======== Material provided ========

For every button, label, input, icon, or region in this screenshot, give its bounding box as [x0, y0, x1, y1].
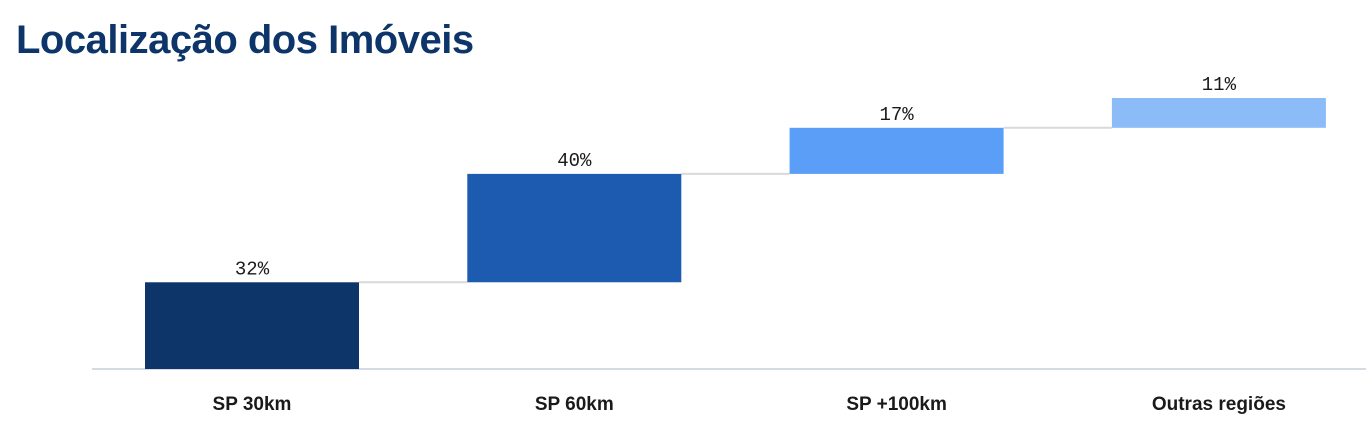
category-label: SP 60km	[535, 394, 614, 415]
bar-sp-30km	[145, 282, 359, 369]
bar-sp-100km	[789, 127, 1004, 174]
data-label: 17%	[879, 104, 914, 126]
bar-sp-60km	[467, 173, 682, 283]
category-label: Outras regiões	[1152, 394, 1286, 415]
data-label: 32%	[235, 258, 270, 280]
data-label: 40%	[557, 150, 592, 172]
chart-title: Localização dos Imóveis	[16, 18, 474, 62]
category-label: SP 30km	[213, 394, 292, 415]
bar-outras-regi-es	[1111, 98, 1326, 128]
data-label: 11%	[1202, 74, 1237, 96]
category-label: SP +100km	[846, 394, 947, 415]
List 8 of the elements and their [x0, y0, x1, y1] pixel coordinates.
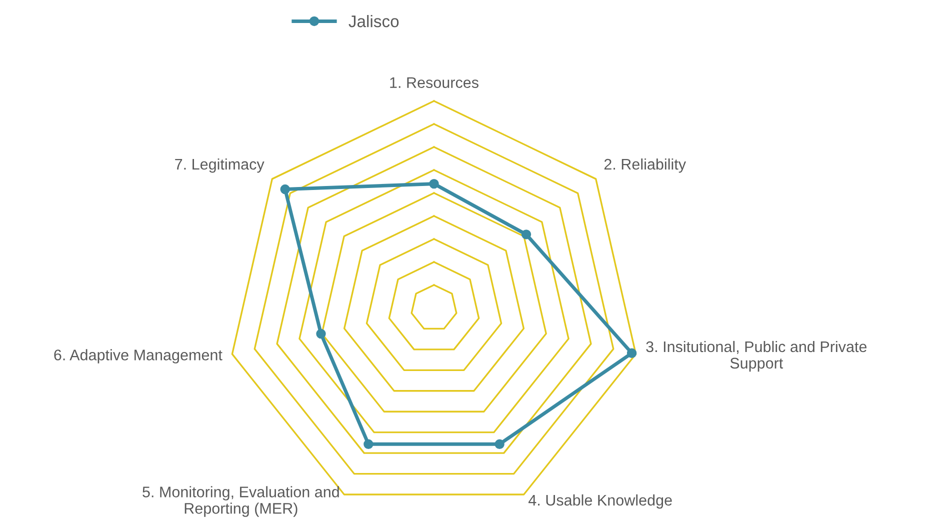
spoke-label: 2. Reliability [604, 158, 686, 173]
spoke-label: 3. Insitutional, Public and Private Support [646, 340, 867, 372]
spoke-label: 5. Monitoring, Evaluation and Reporting (MER) [142, 486, 339, 517]
legend-label: Jalisco [348, 15, 399, 28]
spoke-label: 7. Legitimacy [175, 158, 264, 173]
spoke-label: 1. Resources [390, 77, 478, 88]
spoke-label: 4. Usable Knowledge [528, 494, 672, 509]
spoke-label: 6. Adaptive Management [54, 349, 222, 364]
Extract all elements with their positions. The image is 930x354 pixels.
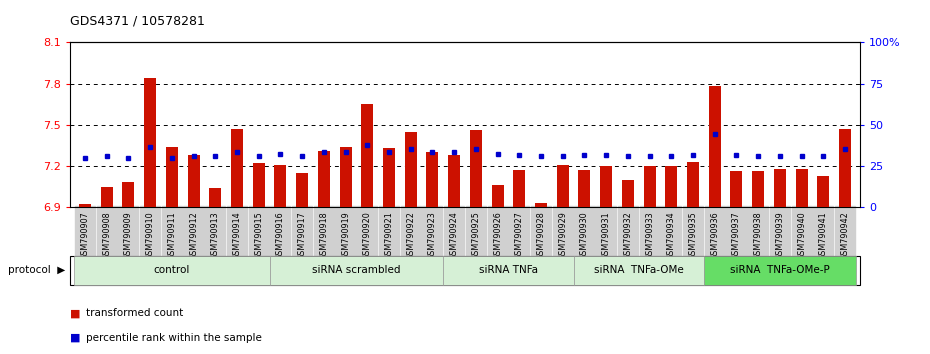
Bar <box>796 169 807 207</box>
Bar <box>839 129 851 207</box>
Bar <box>444 256 574 285</box>
Bar <box>709 86 721 207</box>
Text: GDS4371 / 10578281: GDS4371 / 10578281 <box>70 14 205 27</box>
Bar <box>100 187 113 207</box>
Text: percentile rank within the sample: percentile rank within the sample <box>86 333 262 343</box>
Text: siRNA  TNFa-OMe-P: siRNA TNFa-OMe-P <box>730 266 830 275</box>
Bar <box>600 166 612 207</box>
Bar <box>574 256 704 285</box>
Bar <box>665 166 677 207</box>
Bar <box>144 78 156 207</box>
Text: control: control <box>153 266 190 275</box>
Bar <box>270 256 444 285</box>
Bar <box>166 147 178 207</box>
Text: protocol  ▶: protocol ▶ <box>7 266 65 275</box>
Bar <box>535 203 547 207</box>
Text: siRNA scrambled: siRNA scrambled <box>312 266 401 275</box>
Bar <box>188 155 200 207</box>
Bar <box>704 256 856 285</box>
Bar <box>492 185 503 207</box>
Bar <box>427 152 438 207</box>
Bar <box>578 170 591 207</box>
Bar <box>557 165 569 207</box>
Text: ■: ■ <box>70 333 80 343</box>
Bar <box>817 176 830 207</box>
Bar <box>687 162 699 207</box>
Text: siRNA TNFa: siRNA TNFa <box>479 266 538 275</box>
Bar <box>79 204 91 207</box>
Bar <box>644 166 656 207</box>
Bar <box>470 130 482 207</box>
Bar <box>513 170 525 207</box>
Bar <box>339 147 352 207</box>
Bar <box>231 129 243 207</box>
Bar <box>274 165 286 207</box>
Bar <box>774 169 786 207</box>
Bar <box>405 132 417 207</box>
Bar <box>448 155 460 207</box>
Text: siRNA  TNFa-OMe: siRNA TNFa-OMe <box>594 266 684 275</box>
Bar <box>296 173 308 207</box>
Bar <box>318 151 330 207</box>
Bar <box>730 171 742 207</box>
Bar <box>74 256 270 285</box>
Bar <box>123 182 134 207</box>
Bar <box>209 188 221 207</box>
Text: transformed count: transformed count <box>86 308 184 318</box>
Bar <box>622 180 634 207</box>
Bar <box>253 163 265 207</box>
Bar <box>361 104 373 207</box>
Bar <box>383 148 395 207</box>
Bar <box>752 171 764 207</box>
Text: ■: ■ <box>70 308 80 318</box>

========

> Your goal
Can you copy every line of the records above word for word, leaving out the pictures?

> Task solution
For every button, label, input, icon, or region in this screenshot, give its bounding box as [x0, y0, x1, y1].
category-label: SP 60km	[535, 394, 614, 415]
bar-sp-30km	[145, 282, 359, 369]
bar-sp-100km	[789, 127, 1004, 174]
data-label: 17%	[879, 104, 914, 126]
bar-sp-60km	[467, 173, 682, 283]
category-label: Outras regiões	[1152, 394, 1286, 415]
data-label: 32%	[235, 258, 270, 280]
data-label: 40%	[557, 150, 592, 172]
chart-title: Localização dos Imóveis	[16, 18, 474, 62]
category-label: SP 30km	[213, 394, 292, 415]
bar-outras-regi-es	[1111, 98, 1326, 128]
data-label: 11%	[1202, 74, 1237, 96]
category-label: SP +100km	[846, 394, 947, 415]
List 8 of the elements and their [x0, y0, x1, y1] pixel coordinates.
spoke-label: 2. Reliability [604, 158, 686, 173]
spoke-label: 3. Insitutional, Public and Private Support [646, 340, 867, 372]
spoke-label: 5. Monitoring, Evaluation and Reporting (MER) [142, 486, 339, 517]
legend-label: Jalisco [348, 15, 399, 28]
spoke-label: 7. Legitimacy [175, 158, 264, 173]
spoke-label: 1. Resources [390, 77, 478, 88]
spoke-label: 4. Usable Knowledge [528, 494, 672, 509]
spoke-label: 6. Adaptive Management [54, 349, 222, 364]
Extract all elements with their positions. The image is 930x354 pixels.
Bar <box>796 169 807 207</box>
Bar <box>839 129 851 207</box>
Bar <box>444 256 574 285</box>
Bar <box>709 86 721 207</box>
Text: GDS4371 / 10578281: GDS4371 / 10578281 <box>70 14 205 27</box>
Bar <box>100 187 113 207</box>
Text: percentile rank within the sample: percentile rank within the sample <box>86 333 262 343</box>
Text: siRNA  TNFa-OMe-P: siRNA TNFa-OMe-P <box>730 266 830 275</box>
Bar <box>600 166 612 207</box>
Bar <box>574 256 704 285</box>
Bar <box>665 166 677 207</box>
Bar <box>144 78 156 207</box>
Text: control: control <box>153 266 190 275</box>
Bar <box>270 256 444 285</box>
Bar <box>166 147 178 207</box>
Text: protocol  ▶: protocol ▶ <box>7 266 65 275</box>
Bar <box>535 203 547 207</box>
Text: siRNA scrambled: siRNA scrambled <box>312 266 401 275</box>
Bar <box>188 155 200 207</box>
Bar <box>704 256 856 285</box>
Bar <box>492 185 503 207</box>
Bar <box>427 152 438 207</box>
Bar <box>578 170 591 207</box>
Bar <box>557 165 569 207</box>
Text: ■: ■ <box>70 333 80 343</box>
Bar <box>817 176 830 207</box>
Bar <box>687 162 699 207</box>
Text: siRNA TNFa: siRNA TNFa <box>479 266 538 275</box>
Bar <box>79 204 91 207</box>
Bar <box>644 166 656 207</box>
Bar <box>470 130 482 207</box>
Bar <box>513 170 525 207</box>
Bar <box>339 147 352 207</box>
Bar <box>231 129 243 207</box>
Bar <box>274 165 286 207</box>
Bar <box>774 169 786 207</box>
Bar <box>405 132 417 207</box>
Bar <box>448 155 460 207</box>
Text: siRNA  TNFa-OMe: siRNA TNFa-OMe <box>594 266 684 275</box>
Bar <box>296 173 308 207</box>
Bar <box>318 151 330 207</box>
Bar <box>730 171 742 207</box>
Bar <box>74 256 270 285</box>
Bar <box>123 182 134 207</box>
Bar <box>209 188 221 207</box>
Text: transformed count: transformed count <box>86 308 184 318</box>
Bar <box>622 180 634 207</box>
Bar <box>253 163 265 207</box>
Bar <box>361 104 373 207</box>
Bar <box>383 148 395 207</box>
Bar <box>752 171 764 207</box>
Text: ■: ■ <box>70 308 80 318</box>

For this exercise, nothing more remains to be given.